── Provided information
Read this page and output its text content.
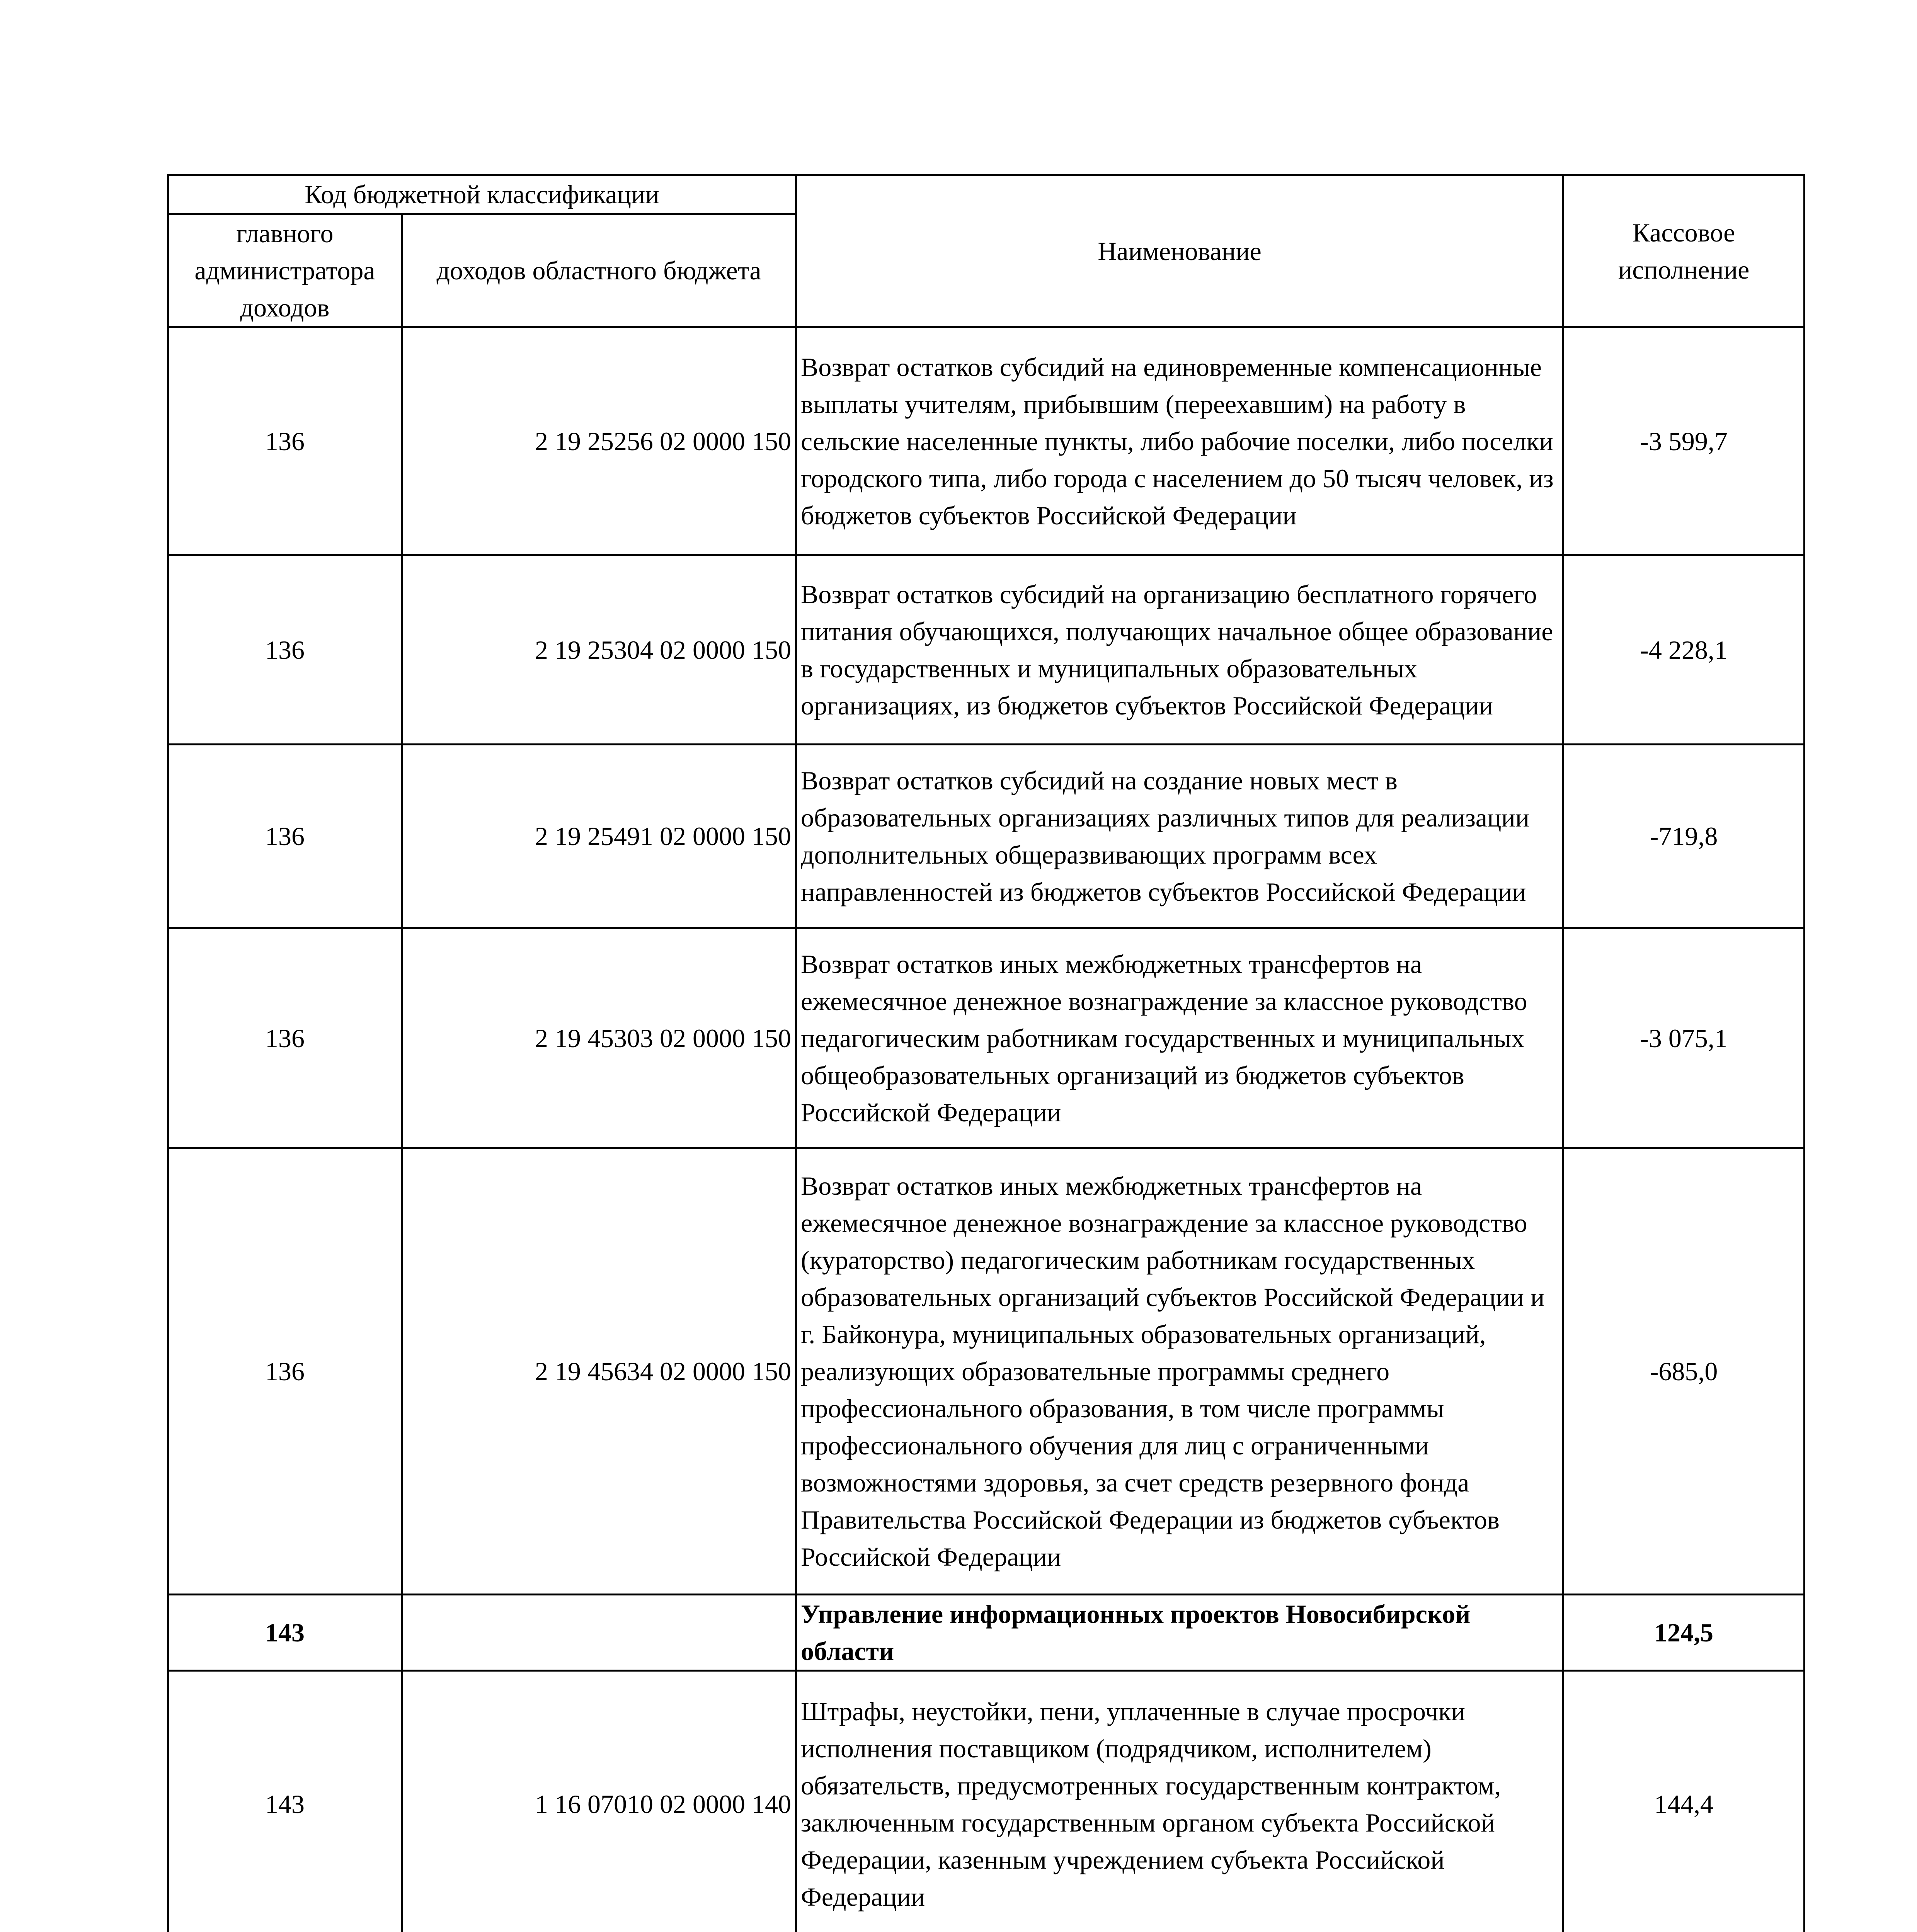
Код бюджетной классификации		Наименование	Кассовое исполнение
главного администратора доходов	доходов областного бюджета		
136	2 19 25256 02 0000 150	Возврат остатков субсидий на единовременные компенсационные выплаты учителям, прибывшим (переехавшим) на работу в сельские населенные пункты, либо рабочие поселки, либо поселки городского типа, либо города с населением до 50 тысяч человек, из бюджетов субъектов Российской Федерации	-3 599,7
136	2 19 25304 02 0000 150	Возврат остатков субсидий на организацию бесплатного горячего питания обучающихся, получающих начальное общее образование в государственных и муниципальных образовательных организациях, из бюджетов субъектов Российской Федерации	-4 228,1
136	2 19 25491 02 0000 150	Возврат остатков субсидий на создание новых мест в образовательных организациях различных типов для реализации дополнительных общеразвивающих программ всех направленностей из бюджетов субъектов Российской Федерации	-719,8
136	2 19 45303 02 0000 150	Возврат остатков иных межбюджетных трансфертов на ежемесячное денежное вознаграждение за классное руководство педагогическим работникам государственных и муниципальных общеобразовательных организаций из бюджетов субъектов Российской Федерации	-3 075,1
136	2 19 45634 02 0000 150	Возврат остатков иных межбюджетных трансфертов на ежемесячное денежное вознаграждение за классное руководство (кураторство) педагогическим работникам государственных образовательных организаций субъектов Российской Федерации и г. Байконура, муниципальных образовательных организаций, реализующих образовательные программы среднего профессионального образования, в том числе программы профессионального обучения для лиц с ограниченными возможностями здоровья, за счет средств резервного фонда Правительства Российской Федерации из бюджетов субъектов Российской Федерации	-685,0
143		Управление информационных проектов Новосибирской области	124,5
143	1 16 07010 02 0000 140	Штрафы, неустойки, пени, уплаченные в случае просрочки исполнения поставщиком (подрядчиком, исполнителем) обязательств, предусмотренных государственным контрактом, заключенным государственным органом субъекта Российской Федерации, казенным учреждением субъекта Российской Федерации	144,4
────
» Set problem
Where a line in the material above holds "вознаграждение", copy that line.

» Solution for this exercise
136	2 19 45303 02 0000 150	Возврат остатков иных межбюджетных трансфертов на ежемесячное денежное вознаграждение за классное руководство педагогическим работникам государственных и муниципальных общеобразовательных организаций из бюджетов субъектов Российской Федерации	-3 075,1
136	2 19 45634 02 0000 150	Возврат остатков иных межбюджетных трансфертов на ежемесячное денежное вознаграждение за классное руководство (кураторство) педагогическим работникам государственных образовательных организаций субъектов Российской Федерации и г. Байконура, муниципальных образовательных организаций, реализующих образовательные программы среднего профессионального образования, в том числе программы профессионального обучения для лиц с ограниченными возможностями здоровья, за счет средств резервного фонда Правительства Российской Федерации из бюджетов субъектов Российской Федерации	-685,0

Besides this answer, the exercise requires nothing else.